INSTRUCTIONS FOR THE TASK → Provide nothing beyond the count of lines that include the string "Bitcoin".

RECORD LIST →
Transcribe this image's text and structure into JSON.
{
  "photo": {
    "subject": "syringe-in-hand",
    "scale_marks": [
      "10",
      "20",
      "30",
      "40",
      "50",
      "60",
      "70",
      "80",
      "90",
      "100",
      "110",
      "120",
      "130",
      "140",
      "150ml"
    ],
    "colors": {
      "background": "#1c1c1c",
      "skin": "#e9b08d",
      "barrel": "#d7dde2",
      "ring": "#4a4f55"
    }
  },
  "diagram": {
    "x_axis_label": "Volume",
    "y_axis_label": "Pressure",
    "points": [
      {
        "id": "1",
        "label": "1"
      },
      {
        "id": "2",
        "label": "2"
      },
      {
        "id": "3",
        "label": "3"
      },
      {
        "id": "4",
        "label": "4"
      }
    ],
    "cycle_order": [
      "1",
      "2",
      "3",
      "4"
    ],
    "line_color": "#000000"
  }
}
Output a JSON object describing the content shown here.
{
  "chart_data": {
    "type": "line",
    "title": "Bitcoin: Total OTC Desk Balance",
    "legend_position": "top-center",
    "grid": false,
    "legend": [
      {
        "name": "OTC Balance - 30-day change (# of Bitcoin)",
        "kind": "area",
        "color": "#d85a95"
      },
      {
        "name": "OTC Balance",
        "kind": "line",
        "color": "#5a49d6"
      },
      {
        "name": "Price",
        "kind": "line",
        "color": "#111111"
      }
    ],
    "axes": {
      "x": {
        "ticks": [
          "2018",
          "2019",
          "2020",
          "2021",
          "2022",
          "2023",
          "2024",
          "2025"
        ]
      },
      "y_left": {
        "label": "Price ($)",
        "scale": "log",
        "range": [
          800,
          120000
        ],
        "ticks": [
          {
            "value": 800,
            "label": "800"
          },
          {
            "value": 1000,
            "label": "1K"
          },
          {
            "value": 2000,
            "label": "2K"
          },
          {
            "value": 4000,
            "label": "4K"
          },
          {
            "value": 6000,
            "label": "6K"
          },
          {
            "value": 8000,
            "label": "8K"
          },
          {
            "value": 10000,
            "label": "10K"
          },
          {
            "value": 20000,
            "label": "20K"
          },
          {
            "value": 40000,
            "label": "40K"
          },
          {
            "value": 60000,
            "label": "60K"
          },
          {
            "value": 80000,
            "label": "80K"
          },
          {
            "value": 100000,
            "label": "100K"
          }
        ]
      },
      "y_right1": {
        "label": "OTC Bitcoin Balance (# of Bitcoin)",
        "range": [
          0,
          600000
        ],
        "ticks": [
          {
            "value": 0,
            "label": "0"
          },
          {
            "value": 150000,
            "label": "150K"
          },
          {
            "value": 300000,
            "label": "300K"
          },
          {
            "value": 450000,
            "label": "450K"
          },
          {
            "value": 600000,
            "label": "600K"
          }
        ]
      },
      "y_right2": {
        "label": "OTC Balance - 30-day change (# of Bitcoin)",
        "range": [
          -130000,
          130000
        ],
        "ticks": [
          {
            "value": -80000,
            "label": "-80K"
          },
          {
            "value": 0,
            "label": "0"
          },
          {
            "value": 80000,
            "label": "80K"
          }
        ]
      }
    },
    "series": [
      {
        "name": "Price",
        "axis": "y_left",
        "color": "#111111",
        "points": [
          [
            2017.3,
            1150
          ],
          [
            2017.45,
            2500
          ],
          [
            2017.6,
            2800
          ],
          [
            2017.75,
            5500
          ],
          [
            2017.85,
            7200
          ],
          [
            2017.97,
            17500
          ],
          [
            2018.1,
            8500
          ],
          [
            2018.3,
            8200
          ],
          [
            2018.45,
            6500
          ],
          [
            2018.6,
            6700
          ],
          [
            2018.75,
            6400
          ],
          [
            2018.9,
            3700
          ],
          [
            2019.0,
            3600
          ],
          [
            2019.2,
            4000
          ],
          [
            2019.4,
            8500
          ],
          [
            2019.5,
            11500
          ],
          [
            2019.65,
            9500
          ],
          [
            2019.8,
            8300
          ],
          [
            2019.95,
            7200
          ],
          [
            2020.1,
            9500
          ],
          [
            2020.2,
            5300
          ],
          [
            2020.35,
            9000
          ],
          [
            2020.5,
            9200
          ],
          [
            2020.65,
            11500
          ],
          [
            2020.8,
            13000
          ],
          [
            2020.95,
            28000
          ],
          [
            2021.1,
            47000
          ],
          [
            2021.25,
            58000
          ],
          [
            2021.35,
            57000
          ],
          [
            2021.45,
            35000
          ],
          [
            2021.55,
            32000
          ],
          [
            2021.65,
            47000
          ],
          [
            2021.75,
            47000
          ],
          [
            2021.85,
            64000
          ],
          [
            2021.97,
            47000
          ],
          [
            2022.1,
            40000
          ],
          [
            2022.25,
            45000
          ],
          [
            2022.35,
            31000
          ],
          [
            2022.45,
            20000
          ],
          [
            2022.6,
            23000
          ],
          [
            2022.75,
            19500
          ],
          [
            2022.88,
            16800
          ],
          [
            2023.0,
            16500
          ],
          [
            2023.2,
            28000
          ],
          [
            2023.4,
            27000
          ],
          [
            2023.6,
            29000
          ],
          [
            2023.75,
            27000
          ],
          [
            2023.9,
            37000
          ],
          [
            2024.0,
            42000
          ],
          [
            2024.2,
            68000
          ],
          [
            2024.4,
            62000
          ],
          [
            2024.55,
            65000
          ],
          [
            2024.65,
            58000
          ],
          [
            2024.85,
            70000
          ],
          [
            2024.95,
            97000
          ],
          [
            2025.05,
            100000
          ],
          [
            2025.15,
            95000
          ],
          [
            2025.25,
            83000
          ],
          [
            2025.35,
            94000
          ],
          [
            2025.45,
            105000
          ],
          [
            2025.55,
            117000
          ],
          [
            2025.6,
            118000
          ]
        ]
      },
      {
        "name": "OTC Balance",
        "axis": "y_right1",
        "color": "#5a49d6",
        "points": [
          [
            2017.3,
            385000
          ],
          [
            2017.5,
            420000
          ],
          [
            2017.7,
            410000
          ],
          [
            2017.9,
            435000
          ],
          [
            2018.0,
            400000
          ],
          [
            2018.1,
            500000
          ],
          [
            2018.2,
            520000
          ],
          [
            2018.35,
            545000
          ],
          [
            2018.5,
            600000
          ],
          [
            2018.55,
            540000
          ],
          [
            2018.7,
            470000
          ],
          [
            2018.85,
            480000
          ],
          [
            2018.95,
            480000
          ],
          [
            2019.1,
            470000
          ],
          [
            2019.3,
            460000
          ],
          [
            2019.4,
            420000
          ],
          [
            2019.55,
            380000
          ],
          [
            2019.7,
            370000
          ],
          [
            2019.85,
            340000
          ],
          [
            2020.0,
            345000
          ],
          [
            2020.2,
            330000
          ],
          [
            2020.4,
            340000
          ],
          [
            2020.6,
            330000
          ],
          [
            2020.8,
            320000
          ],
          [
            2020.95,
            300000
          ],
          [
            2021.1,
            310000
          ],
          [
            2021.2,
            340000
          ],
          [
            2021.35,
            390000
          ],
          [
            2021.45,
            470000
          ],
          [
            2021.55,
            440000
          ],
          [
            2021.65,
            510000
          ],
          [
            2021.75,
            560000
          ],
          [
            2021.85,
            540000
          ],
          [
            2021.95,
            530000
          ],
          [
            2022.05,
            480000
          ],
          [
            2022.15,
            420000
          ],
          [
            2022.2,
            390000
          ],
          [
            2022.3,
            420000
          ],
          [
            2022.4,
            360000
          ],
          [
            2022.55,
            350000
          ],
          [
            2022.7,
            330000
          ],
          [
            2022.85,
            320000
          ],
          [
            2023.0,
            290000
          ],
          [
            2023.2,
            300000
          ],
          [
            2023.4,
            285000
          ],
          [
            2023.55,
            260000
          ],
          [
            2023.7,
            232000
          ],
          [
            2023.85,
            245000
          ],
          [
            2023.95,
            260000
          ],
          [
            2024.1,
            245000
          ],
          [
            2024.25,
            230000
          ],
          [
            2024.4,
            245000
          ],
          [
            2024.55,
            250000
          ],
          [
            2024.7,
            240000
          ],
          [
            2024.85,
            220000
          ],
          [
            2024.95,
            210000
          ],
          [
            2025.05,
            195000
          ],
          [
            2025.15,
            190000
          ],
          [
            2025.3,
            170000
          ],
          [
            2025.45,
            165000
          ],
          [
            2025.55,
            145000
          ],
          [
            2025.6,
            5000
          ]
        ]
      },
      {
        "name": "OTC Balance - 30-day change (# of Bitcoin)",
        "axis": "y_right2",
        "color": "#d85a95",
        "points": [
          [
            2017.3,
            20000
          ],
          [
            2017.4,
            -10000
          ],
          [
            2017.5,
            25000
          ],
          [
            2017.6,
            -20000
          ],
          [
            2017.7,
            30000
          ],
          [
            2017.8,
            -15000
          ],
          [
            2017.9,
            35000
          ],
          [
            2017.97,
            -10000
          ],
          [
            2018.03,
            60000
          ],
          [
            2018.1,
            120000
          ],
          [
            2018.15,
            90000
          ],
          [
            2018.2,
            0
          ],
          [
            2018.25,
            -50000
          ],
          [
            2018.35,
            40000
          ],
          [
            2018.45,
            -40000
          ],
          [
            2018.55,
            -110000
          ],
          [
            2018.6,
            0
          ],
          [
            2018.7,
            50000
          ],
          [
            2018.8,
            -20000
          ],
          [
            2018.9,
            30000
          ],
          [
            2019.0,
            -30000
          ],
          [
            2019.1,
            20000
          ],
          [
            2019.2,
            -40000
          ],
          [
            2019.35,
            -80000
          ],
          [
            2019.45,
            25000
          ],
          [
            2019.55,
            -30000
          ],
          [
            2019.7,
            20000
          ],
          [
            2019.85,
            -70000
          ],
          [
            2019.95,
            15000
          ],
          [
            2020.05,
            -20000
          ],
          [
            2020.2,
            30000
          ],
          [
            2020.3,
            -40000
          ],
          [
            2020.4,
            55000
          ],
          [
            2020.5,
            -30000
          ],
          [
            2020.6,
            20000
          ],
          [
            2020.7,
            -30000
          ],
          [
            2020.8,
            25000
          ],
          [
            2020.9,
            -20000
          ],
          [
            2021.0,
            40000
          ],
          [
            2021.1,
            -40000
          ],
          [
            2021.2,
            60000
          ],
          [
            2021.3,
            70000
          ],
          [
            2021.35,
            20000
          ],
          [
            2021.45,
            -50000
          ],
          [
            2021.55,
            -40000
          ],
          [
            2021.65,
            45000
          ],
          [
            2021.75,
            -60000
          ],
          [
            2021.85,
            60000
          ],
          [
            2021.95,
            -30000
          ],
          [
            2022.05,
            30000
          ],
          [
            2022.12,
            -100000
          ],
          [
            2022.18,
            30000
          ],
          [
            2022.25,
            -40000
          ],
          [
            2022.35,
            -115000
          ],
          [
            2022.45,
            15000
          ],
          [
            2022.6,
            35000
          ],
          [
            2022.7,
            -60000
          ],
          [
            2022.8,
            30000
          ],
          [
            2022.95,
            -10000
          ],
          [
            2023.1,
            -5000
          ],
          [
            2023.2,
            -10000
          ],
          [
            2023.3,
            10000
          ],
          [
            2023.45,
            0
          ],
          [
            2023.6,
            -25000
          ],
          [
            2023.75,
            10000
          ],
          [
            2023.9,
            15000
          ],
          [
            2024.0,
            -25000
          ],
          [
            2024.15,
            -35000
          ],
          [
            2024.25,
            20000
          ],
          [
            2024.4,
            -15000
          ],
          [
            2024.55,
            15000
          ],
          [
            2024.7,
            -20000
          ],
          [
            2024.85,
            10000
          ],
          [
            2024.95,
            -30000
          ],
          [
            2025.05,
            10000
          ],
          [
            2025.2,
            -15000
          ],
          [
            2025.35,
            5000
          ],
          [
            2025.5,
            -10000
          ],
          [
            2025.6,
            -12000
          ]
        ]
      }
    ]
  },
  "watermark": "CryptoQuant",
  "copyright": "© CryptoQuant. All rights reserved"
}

OUTPUT OF THE EXERCISE → 5